Source records:

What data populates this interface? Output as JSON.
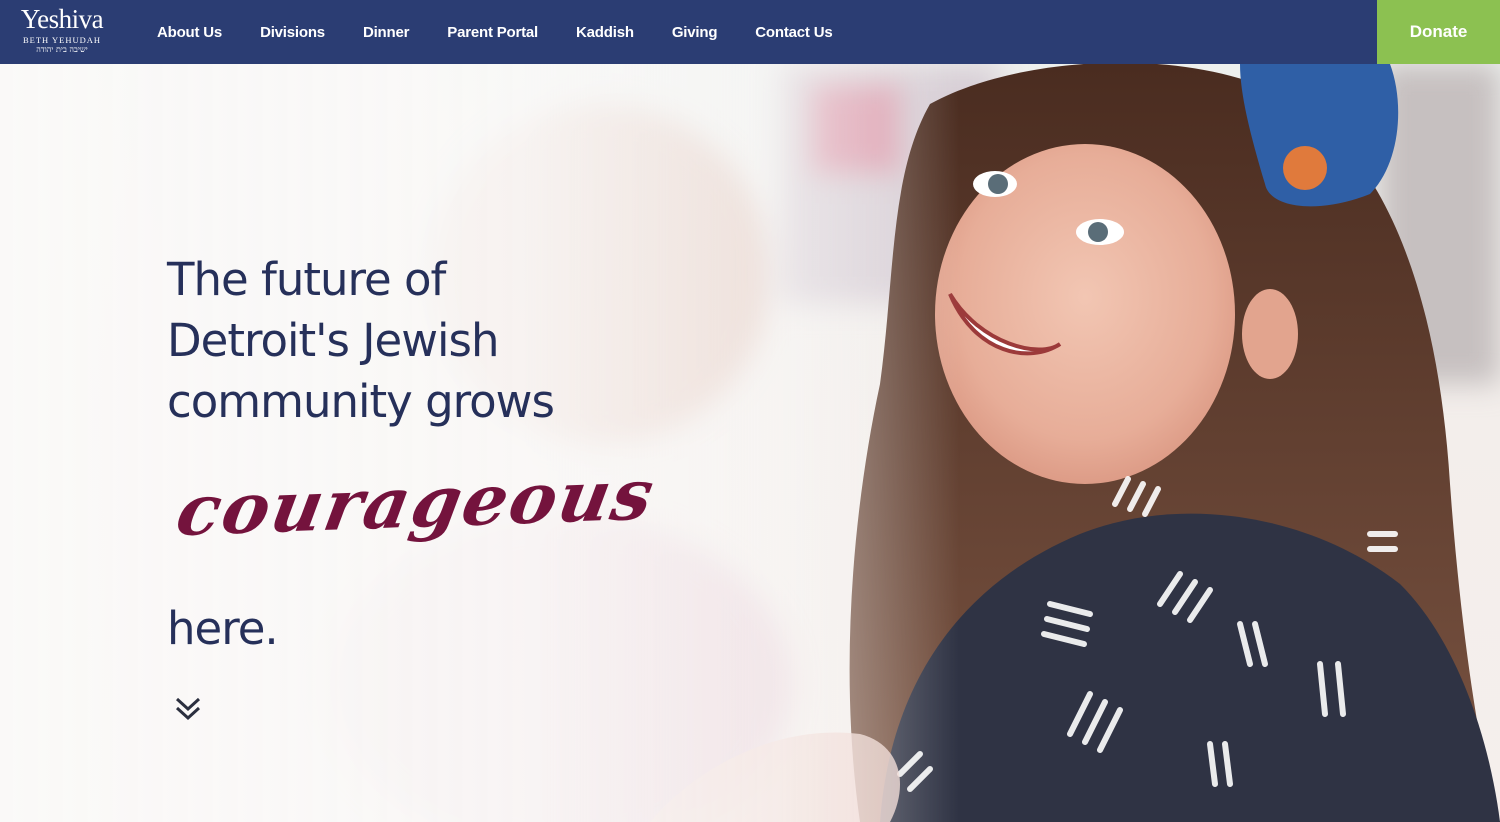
{
  "logo": {
    "wordmark": "Yeshiva",
    "subtitle": "BETH YEHUDAH",
    "hebrew": "ישיבה בית יהודה"
  },
  "nav": {
    "items": [
      {
        "label": "About Us"
      },
      {
        "label": "Divisions"
      },
      {
        "label": "Dinner"
      },
      {
        "label": "Parent Portal"
      },
      {
        "label": "Kaddish"
      },
      {
        "label": "Giving"
      },
      {
        "label": "Contact Us"
      }
    ],
    "donate_label": "Donate"
  },
  "hero": {
    "heading_lines": [
      "The future of",
      "Detroit's Jewish",
      "community grows"
    ],
    "script_word": "courageous",
    "closing_word": "here.",
    "scroll_icon": "double-chevron-down-icon"
  },
  "colors": {
    "nav_background": "#2b3d73",
    "donate_background": "#8cc151",
    "heading_text": "#26305a",
    "script_text": "#74133d"
  }
}
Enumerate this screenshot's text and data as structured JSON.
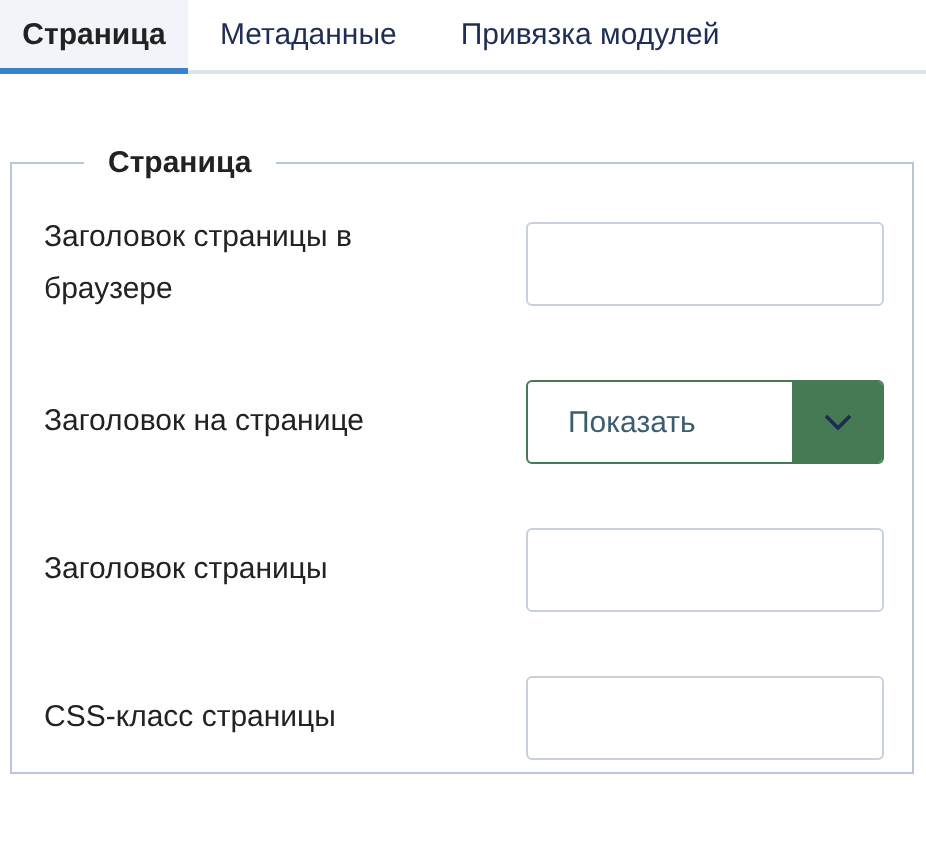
{
  "tabs": [
    {
      "label": "Страница",
      "selected": true
    },
    {
      "label": "Метаданные",
      "selected": false
    },
    {
      "label": "Привязка модулей",
      "selected": false
    }
  ],
  "fieldset": {
    "legend": "Страница",
    "fields": [
      {
        "kind": "text",
        "label": "Заголовок страницы в браузере"
      },
      {
        "kind": "select",
        "label": "Заголовок на странице",
        "value": "Показать"
      },
      {
        "kind": "text",
        "label": "Заголовок страницы"
      },
      {
        "kind": "text",
        "label": "CSS-класс страницы"
      }
    ]
  }
}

What is asked: Collect each line above holding the string "страницы".

Exercise output:
        "label": "Заголовок страницы в браузере"
        "label": "Заголовок страницы"
        "label": "CSS-класс страницы"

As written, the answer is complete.